Data listing –

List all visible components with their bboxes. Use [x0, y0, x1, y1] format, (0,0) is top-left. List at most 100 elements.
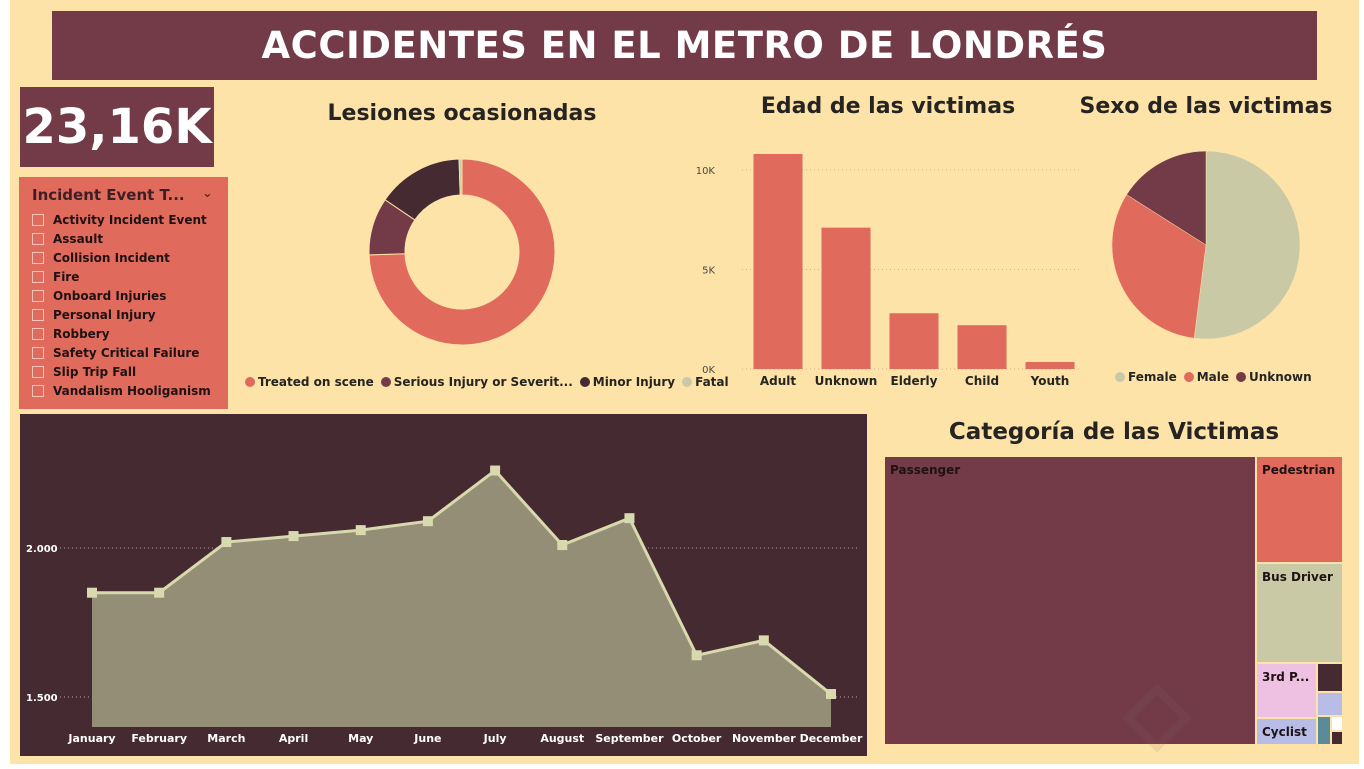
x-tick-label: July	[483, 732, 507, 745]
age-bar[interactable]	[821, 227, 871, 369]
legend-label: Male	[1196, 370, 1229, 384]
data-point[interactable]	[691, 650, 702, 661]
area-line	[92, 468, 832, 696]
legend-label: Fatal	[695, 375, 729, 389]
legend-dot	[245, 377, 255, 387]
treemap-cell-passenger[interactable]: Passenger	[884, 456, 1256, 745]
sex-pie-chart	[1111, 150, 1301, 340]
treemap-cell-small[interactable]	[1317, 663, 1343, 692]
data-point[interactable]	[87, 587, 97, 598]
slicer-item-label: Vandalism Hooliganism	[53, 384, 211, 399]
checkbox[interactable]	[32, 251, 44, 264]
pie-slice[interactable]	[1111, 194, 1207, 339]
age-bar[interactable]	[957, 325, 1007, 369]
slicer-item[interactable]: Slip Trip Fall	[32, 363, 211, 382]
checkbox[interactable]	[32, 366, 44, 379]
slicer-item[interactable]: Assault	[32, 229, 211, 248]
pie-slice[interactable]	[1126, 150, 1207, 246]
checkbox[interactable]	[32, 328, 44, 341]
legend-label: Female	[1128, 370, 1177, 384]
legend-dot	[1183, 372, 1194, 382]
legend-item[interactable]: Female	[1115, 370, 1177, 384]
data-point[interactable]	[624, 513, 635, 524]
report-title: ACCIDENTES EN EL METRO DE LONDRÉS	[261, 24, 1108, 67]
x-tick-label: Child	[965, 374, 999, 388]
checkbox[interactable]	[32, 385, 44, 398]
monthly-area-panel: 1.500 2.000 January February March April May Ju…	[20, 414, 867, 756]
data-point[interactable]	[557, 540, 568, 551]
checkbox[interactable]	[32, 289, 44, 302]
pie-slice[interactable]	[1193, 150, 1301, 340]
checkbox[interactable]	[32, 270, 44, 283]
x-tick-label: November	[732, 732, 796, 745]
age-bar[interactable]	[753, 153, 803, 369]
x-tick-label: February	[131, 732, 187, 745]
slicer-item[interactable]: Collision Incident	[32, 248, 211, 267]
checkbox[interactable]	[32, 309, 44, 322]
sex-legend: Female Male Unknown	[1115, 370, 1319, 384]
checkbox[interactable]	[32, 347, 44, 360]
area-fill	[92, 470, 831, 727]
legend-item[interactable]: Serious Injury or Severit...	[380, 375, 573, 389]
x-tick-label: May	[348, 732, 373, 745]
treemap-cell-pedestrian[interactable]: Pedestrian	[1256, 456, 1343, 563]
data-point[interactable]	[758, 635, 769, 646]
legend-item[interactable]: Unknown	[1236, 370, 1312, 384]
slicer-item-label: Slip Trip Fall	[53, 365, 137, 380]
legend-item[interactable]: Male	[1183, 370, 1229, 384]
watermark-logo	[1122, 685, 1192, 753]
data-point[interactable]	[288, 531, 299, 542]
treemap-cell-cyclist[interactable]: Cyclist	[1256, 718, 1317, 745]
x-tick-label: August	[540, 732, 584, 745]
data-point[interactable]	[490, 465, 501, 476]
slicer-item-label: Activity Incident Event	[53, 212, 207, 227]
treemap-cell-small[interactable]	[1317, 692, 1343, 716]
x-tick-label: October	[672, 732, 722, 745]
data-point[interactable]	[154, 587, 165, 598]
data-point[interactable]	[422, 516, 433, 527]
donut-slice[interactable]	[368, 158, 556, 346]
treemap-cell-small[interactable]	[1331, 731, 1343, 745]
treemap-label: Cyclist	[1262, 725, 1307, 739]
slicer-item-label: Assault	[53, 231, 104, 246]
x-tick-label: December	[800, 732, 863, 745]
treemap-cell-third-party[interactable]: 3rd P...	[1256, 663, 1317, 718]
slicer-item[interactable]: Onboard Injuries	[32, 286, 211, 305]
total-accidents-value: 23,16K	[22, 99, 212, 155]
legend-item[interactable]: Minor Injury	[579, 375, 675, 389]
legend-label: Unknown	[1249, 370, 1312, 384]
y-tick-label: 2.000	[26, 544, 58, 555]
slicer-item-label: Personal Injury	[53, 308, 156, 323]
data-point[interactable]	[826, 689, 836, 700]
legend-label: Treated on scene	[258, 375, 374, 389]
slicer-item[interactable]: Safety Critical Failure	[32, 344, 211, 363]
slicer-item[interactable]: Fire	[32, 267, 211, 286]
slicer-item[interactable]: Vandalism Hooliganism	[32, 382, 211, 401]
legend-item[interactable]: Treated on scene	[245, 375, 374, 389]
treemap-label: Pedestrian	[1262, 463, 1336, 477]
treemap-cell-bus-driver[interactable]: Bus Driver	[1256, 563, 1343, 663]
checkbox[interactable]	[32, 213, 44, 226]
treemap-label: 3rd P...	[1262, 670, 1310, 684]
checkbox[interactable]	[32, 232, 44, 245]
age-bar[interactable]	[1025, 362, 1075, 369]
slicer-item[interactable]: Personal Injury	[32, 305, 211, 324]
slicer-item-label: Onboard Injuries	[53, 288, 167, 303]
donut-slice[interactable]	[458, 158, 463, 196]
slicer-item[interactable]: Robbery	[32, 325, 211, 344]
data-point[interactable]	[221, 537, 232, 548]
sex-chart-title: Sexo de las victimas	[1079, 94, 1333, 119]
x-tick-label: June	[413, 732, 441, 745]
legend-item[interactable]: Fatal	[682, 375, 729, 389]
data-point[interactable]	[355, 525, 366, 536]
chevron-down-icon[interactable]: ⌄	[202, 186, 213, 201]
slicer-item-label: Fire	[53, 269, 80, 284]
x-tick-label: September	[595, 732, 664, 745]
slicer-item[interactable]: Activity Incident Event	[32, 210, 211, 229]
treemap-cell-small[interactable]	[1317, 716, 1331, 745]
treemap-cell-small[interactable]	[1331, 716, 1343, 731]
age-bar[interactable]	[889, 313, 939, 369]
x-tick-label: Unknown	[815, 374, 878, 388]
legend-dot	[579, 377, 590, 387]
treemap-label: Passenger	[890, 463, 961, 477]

...

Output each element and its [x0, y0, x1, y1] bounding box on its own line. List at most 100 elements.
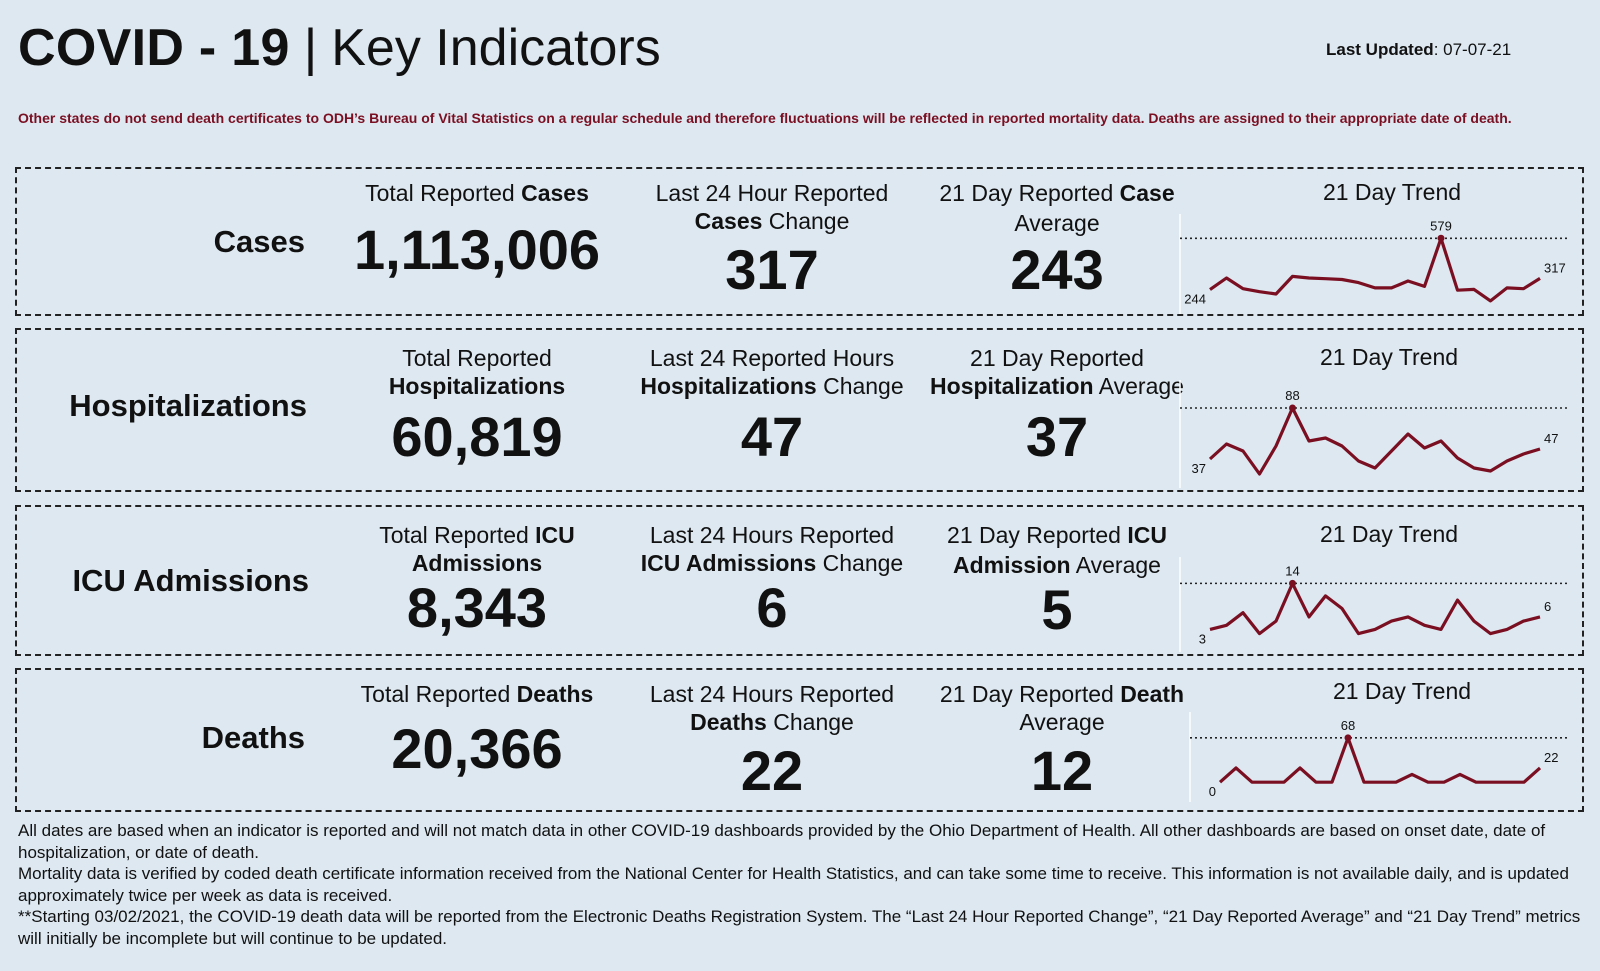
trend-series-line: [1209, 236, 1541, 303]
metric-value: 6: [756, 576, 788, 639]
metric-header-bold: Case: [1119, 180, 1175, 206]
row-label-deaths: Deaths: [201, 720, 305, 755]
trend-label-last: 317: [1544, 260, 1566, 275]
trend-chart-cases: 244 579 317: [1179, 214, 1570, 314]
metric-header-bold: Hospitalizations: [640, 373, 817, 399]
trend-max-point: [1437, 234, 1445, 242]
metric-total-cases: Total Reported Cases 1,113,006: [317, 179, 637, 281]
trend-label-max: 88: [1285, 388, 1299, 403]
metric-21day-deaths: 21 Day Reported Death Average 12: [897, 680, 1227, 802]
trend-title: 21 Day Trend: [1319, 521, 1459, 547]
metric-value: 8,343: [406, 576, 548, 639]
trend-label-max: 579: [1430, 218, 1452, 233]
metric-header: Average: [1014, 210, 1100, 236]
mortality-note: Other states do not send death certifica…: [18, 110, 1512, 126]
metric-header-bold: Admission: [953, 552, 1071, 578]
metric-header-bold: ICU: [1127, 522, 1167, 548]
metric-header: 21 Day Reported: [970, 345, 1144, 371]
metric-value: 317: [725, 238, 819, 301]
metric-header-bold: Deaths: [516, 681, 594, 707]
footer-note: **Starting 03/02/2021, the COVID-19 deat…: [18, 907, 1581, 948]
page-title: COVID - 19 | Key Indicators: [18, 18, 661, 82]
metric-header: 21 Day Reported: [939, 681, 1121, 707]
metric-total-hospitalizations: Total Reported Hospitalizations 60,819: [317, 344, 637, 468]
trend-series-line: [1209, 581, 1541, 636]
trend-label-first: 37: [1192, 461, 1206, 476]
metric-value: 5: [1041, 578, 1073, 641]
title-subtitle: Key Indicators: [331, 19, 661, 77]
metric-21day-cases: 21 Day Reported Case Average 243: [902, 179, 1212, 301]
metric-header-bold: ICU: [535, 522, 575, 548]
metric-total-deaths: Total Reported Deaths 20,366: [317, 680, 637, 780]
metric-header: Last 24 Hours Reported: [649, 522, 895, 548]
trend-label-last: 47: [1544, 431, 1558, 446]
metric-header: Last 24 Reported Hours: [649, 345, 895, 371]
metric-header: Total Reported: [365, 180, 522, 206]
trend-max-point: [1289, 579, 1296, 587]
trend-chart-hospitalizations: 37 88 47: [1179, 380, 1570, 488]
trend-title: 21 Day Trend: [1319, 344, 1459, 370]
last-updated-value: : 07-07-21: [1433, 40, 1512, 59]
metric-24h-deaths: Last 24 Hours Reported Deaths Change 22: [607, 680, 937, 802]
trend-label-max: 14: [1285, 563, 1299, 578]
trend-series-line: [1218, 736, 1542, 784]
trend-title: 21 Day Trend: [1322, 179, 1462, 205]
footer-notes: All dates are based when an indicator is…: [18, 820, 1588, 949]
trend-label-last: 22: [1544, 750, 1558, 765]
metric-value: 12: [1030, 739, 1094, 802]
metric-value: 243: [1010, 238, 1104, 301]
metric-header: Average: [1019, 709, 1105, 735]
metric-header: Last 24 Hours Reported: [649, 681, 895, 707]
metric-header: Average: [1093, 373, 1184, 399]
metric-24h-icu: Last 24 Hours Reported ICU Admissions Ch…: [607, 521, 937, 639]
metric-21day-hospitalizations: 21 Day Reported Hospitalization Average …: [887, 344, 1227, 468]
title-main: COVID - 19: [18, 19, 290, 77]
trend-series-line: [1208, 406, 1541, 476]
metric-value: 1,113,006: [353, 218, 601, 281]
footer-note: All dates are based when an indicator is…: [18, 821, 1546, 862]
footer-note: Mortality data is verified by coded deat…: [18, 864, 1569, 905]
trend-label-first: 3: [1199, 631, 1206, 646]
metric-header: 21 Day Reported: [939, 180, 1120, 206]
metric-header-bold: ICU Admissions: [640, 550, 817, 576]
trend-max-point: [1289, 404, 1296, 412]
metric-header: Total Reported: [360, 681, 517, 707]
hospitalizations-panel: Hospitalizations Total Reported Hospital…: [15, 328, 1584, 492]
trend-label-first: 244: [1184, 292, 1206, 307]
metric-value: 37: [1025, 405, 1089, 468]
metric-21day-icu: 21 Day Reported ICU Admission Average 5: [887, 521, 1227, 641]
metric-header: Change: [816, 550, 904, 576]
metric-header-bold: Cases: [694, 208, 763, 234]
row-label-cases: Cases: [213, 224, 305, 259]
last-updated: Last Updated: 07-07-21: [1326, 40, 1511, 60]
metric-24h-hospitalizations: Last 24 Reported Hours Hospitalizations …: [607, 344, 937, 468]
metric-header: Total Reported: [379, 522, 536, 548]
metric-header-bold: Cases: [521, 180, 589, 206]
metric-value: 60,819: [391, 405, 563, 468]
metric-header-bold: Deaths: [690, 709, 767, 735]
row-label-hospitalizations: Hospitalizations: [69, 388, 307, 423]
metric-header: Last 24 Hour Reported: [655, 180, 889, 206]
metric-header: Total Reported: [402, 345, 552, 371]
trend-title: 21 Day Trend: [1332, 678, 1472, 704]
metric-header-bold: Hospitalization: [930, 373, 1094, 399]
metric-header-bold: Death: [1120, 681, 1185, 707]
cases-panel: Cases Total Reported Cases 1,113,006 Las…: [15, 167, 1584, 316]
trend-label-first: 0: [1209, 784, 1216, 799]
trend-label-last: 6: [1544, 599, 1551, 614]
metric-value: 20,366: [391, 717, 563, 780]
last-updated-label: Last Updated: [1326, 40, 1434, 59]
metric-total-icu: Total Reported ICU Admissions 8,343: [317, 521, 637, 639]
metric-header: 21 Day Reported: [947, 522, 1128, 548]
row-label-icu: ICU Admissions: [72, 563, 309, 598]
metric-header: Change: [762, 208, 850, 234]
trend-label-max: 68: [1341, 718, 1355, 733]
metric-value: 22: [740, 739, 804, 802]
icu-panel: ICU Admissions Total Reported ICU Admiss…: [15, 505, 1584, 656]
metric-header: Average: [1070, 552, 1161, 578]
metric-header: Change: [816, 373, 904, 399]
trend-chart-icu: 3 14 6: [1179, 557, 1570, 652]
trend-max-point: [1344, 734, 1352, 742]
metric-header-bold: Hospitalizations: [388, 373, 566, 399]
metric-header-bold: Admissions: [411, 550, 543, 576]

Exercise requirements – Output the lines between the one holding "trend-series-line: [1209, 236, 1541, 303]" and the one holding "trend-series-line: [1209, 581, 1541, 636]", inclusive, reproducing each one exactly.

Response for this exercise –
trend-series-line: [1209, 236, 1541, 303]
metric-value: 6: [756, 576, 788, 639]
metric-header-bold: Case: [1119, 180, 1175, 206]
row-label-deaths: Deaths: [201, 720, 305, 755]
trend-label-last: 317: [1544, 260, 1566, 275]
trend-chart-cases: 244 579 317: [1179, 214, 1570, 314]
metric-header-bold: Hospitalizations: [640, 373, 817, 399]
trend-max-point: [1437, 234, 1445, 242]
metric-total-cases: Total Reported Cases 1,113,006: [317, 179, 637, 281]
trend-label-max: 88: [1285, 388, 1299, 403]
metric-21day-deaths: 21 Day Reported Death Average 12: [897, 680, 1227, 802]
trend-title: 21 Day Trend: [1319, 521, 1459, 547]
metric-value: 8,343: [406, 576, 548, 639]
trend-label-max: 579: [1430, 218, 1452, 233]
metric-header: Average: [1014, 210, 1100, 236]
mortality-note: Other states do not send death certifica…: [18, 110, 1512, 126]
metric-header-bold: Admission: [953, 552, 1071, 578]
metric-header-bold: ICU: [1127, 522, 1167, 548]
metric-header: 21 Day Reported: [970, 345, 1144, 371]
metric-value: 317: [725, 238, 819, 301]
metric-header-bold: Deaths: [516, 681, 594, 707]
footer-note: **Starting 03/02/2021, the COVID-19 deat…: [18, 907, 1581, 948]
page-title: COVID - 19 | Key Indicators: [18, 18, 661, 82]
metric-header: 21 Day Reported: [939, 681, 1121, 707]
metric-total-hospitalizations: Total Reported Hospitalizations 60,819: [317, 344, 637, 468]
trend-series-line: [1209, 581, 1541, 636]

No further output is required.